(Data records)
— START —

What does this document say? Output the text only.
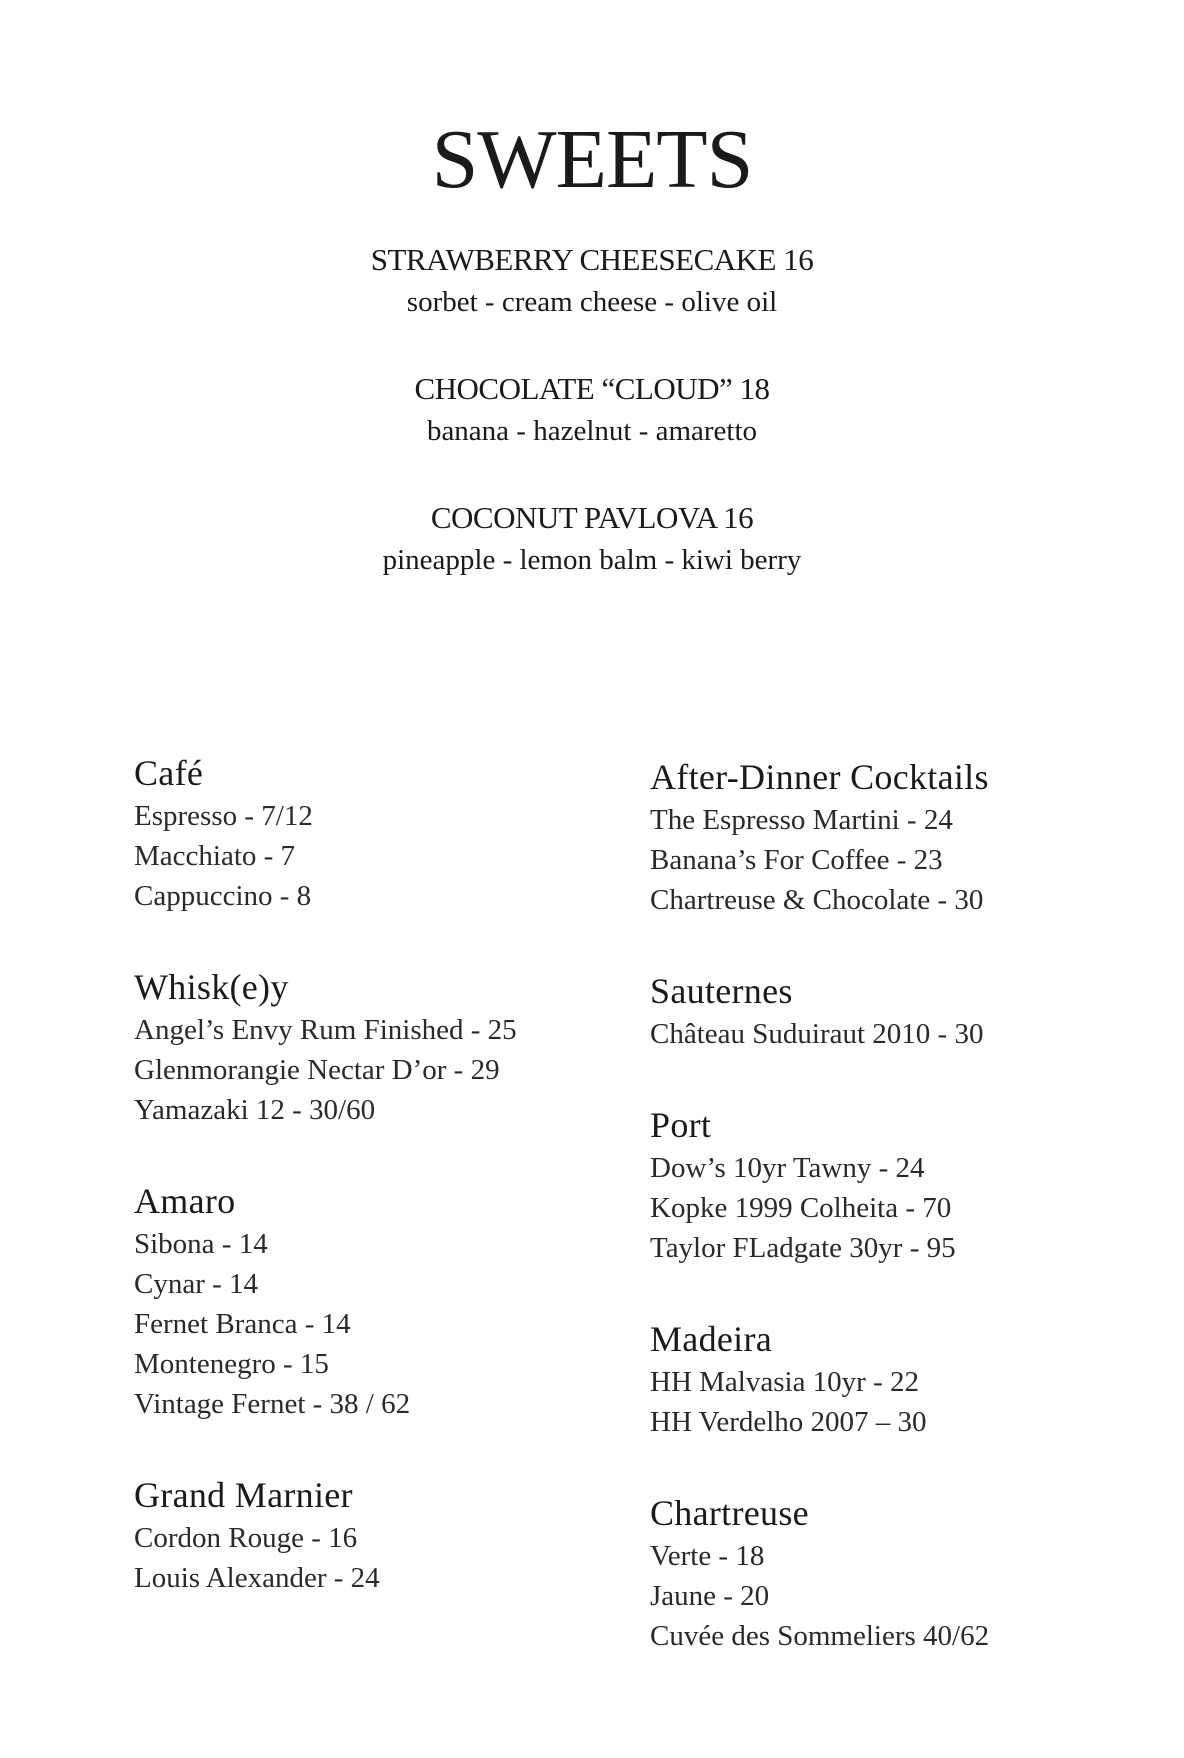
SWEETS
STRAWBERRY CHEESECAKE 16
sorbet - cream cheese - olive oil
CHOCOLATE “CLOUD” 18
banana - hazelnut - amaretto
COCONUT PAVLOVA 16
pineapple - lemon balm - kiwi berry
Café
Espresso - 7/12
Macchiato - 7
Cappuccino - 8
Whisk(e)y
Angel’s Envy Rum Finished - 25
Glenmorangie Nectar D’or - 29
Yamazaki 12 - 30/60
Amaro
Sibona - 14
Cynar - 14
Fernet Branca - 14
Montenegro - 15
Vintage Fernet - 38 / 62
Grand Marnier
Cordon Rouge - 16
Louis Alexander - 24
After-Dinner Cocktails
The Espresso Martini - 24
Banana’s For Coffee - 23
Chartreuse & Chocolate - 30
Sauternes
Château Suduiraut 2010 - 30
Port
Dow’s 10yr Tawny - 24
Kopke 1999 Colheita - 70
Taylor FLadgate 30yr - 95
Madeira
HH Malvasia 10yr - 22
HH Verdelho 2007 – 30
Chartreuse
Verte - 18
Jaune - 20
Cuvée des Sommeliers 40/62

— END —

INSTRUCTIONS FOR THE TASK
Pick out and copy every line that contains the word "Espresso".

TASK SOLUTION
Espresso - 7/12
The Espresso Martini - 24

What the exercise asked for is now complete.